■ TO DO: Exactly reproduce the entries, dropping any pictures from your copy.
::: RECORD EXTRACTS :::
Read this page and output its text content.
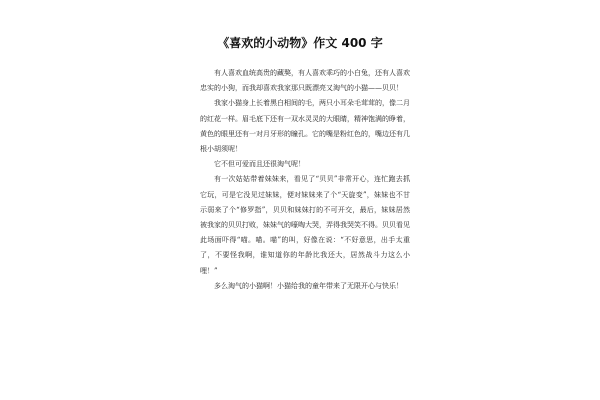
《喜欢的小动物》作文 400 字

有人喜欢血统高贵的藏獒，有人喜欢乖巧的小白兔，还有人喜欢忠实的小狗，而我却喜欢我家那只既漂亮又淘气的小猫——贝贝！

我家小猫身上长着黑白相间的毛，两只小耳朵毛茸茸的，像二月的红花一样。眉毛底下还有一双水灵灵的大眼睛，精神饱满的睁着，黄色的眼里还有一对月牙形的瞳孔。它的嘴是粉红色的，嘴边还有几根小胡须呢！

它不但可爱而且还很淘气呢！

有一次姑姑带着妹妹来，看见了“贝贝”非常开心，连忙跑去抓它玩，可是它没见过妹妹，便对妹妹来了个“天旋变”，妹妹也不甘示弱来了个“修罗指”，贝贝和妹妹打的不可开交，最后，妹妹居然被我家的贝贝打败，妹妹气的嚎啕大哭，弄得我哭笑不得。贝贝看见此场面吓得“喵。喵。喵”的叫，好像在说：“不好意思，出手太重了，不要怪我啊，谁知道你的年龄比我还大，居然战斗力这么小哩！”

多么淘气的小猫啊！小猫给我的童年带来了无限开心与快乐！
:::
■ RESPONSE TO THIS EXERCISE:
Read this page and output its text content.
《喜欢的小动物》作文 400 字

有人喜欢血统高贵的藏獒，有人喜欢乖巧的小白兔，还有人喜欢忠实的小狗，而我却喜欢我家那只既漂亮又淘气的小猫——贝贝！

我家小猫身上长着黑白相间的毛，两只小耳朵毛茸茸的，像二月的红花一样。眉毛底下还有一双水灵灵的大眼睛，精神饱满的睁着，黄色的眼里还有一对月牙形的瞳孔。它的嘴是粉红色的，嘴边还有几根小胡须呢！

它不但可爱而且还很淘气呢！

有一次姑姑带着妹妹来，看见了“贝贝”非常开心，连忙跑去抓它玩，可是它没见过妹妹，便对妹妹来了个“天旋变”，妹妹也不甘示弱来了个“修罗指”，贝贝和妹妹打的不可开交，最后，妹妹居然被我家的贝贝打败，妹妹气的嚎啕大哭，弄得我哭笑不得。贝贝看见此场面吓得“喵。喵。喵”的叫，好像在说：“不好意思，出手太重了，不要怪我啊，谁知道你的年龄比我还大，居然战斗力这么小哩！”

多么淘气的小猫啊！小猫给我的童年带来了无限开心与快乐！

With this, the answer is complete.